_DOCUMENTFRAGMENT_
# # # # #
Genoten van die paartjes

 

 

Ik heb een vriendin die jaren geleden eens aangaf dat ze haar man wilde overhalen om met haar naar een parenclub te gaan. 

 

 

 

‘Gadver, nee hoor’, riep ik ontsteld. En ik mocht me daar natuurlijk helemaal niet mee bemoeien – want wie dat leuk vindt moet dat vooral doen – maar ik wist zeker dat haar man dat helemaal niet leuk zou vinden. En omdat hun huwelijk toch al niet zo lekker liep, leek het me een erg slecht idee om met zoiets de boel dan weer op de rit te krijgen. Tenminste, niet als je er niet allebei naar uitkijkt. Ik raadde het haar dus af, maar kon daarmee toch niet voorkomen dat het huwelijksbootje alsnog op de klippen liep.

 

Hoe ongelooflijk ik ernaast bleek te zitten, door te denken dat hij een parenclub af zou keuren, bleek pas achteraf. En mijn vriendin en ik hebben het er later nog vaak over gehad dat die parenclub misschien tóch nog had kunnen helpen. Maar toen gaf zij aan dat zij dat zelf eigenlijk helemaal niet wilde, zeker niet sinds ze weet wat ze nu weet. Ze kwam erachter dat hij al heel lang vreemdging, dus dat ze met zo’n club de kat alleen maar op het spek zou hebben gebonden. En toen kon ik gelukkig weer opgelucht ademhalen.
# # # # #
_AANGELEVERDE GEGEVENS_
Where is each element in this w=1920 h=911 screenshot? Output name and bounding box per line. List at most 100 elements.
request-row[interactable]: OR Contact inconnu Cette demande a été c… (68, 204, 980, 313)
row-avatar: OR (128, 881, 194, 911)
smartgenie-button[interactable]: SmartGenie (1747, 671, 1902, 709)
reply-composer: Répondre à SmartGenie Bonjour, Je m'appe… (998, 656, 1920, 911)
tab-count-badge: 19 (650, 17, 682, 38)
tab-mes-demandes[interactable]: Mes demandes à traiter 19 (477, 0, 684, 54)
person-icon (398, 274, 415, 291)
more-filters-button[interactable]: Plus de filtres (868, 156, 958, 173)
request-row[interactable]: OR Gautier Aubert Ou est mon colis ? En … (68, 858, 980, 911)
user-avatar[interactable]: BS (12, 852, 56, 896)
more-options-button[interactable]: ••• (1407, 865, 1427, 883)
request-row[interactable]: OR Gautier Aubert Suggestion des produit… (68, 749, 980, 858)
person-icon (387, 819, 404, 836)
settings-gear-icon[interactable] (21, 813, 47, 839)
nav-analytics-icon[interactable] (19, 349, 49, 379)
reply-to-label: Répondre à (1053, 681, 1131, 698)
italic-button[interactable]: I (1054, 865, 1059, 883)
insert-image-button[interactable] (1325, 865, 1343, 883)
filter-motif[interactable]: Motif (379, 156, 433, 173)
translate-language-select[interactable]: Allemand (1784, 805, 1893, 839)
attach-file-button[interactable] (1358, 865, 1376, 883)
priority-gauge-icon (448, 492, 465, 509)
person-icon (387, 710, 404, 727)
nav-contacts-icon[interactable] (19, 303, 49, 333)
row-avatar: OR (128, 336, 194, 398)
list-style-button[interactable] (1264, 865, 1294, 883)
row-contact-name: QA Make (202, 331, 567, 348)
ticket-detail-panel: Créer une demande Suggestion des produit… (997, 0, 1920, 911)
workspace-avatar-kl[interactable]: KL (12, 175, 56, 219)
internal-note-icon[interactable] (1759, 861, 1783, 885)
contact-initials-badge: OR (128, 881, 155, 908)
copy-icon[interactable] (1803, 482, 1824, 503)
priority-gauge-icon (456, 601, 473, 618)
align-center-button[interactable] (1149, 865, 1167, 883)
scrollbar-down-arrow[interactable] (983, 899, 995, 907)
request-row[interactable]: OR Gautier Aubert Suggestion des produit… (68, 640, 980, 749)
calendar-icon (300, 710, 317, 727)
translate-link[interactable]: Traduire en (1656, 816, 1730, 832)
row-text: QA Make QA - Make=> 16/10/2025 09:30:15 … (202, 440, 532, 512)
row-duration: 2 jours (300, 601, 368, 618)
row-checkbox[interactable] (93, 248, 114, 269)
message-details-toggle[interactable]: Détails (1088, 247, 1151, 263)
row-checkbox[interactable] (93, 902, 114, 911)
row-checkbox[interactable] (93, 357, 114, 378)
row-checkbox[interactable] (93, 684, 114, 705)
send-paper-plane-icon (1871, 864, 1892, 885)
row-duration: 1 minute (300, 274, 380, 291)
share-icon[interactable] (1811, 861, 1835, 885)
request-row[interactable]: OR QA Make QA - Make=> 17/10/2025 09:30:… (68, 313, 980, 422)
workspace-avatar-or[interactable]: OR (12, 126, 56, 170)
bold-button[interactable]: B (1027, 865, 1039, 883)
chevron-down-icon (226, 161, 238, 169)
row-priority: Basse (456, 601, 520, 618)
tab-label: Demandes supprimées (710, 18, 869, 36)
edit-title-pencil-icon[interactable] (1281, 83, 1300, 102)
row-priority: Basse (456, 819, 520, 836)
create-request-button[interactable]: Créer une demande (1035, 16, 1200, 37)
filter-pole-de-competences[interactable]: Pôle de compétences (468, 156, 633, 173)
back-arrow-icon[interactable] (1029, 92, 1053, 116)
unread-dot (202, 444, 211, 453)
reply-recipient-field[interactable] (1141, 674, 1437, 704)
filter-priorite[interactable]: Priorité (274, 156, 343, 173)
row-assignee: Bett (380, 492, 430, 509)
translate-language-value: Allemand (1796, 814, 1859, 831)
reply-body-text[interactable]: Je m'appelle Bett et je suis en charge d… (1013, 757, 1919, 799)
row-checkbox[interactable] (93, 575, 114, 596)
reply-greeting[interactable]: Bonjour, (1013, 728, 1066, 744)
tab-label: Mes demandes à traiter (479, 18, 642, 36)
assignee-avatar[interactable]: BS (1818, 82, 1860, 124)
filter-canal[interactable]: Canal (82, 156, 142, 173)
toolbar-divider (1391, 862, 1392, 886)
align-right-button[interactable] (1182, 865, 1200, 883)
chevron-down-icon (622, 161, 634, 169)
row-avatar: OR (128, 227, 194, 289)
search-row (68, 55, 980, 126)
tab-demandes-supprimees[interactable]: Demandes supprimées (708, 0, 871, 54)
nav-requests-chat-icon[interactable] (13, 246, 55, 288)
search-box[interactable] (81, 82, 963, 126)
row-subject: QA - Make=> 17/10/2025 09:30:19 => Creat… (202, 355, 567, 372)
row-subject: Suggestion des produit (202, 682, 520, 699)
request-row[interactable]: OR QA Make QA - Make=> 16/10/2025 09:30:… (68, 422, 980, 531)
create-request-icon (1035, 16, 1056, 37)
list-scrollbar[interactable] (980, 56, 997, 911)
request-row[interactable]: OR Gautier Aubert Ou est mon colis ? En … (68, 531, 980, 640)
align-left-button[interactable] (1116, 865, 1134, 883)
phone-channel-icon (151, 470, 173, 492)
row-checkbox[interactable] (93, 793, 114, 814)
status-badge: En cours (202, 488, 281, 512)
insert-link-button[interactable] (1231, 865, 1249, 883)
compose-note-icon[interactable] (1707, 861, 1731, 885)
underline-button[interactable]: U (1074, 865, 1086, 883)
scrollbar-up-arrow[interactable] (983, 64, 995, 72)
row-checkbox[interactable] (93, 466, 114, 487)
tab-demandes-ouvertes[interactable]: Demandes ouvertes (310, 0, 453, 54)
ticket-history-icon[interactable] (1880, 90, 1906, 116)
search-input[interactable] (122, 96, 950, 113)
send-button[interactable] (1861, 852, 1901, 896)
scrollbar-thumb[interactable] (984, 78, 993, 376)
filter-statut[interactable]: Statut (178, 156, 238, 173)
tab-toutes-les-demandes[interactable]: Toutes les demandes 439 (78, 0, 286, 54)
# # # # #
_WERKINSTRUCTIES_
Leg aan de hand van de tekst over de parenclub uit waarom de verteller de vriendin afraadde om met haar man naar een parenclub te gaan.

_ANTWOORD_
De verteller wist zeker dat de man van de vriendin een parenclub helemaal niet leuk zou vinden. Omdat hun huwelijk al niet zo lekker liep, leek het een erg slecht idee om het op die manier weer op de rit te krijgen, in elk geval als ze er niet allebei naar uitkeken.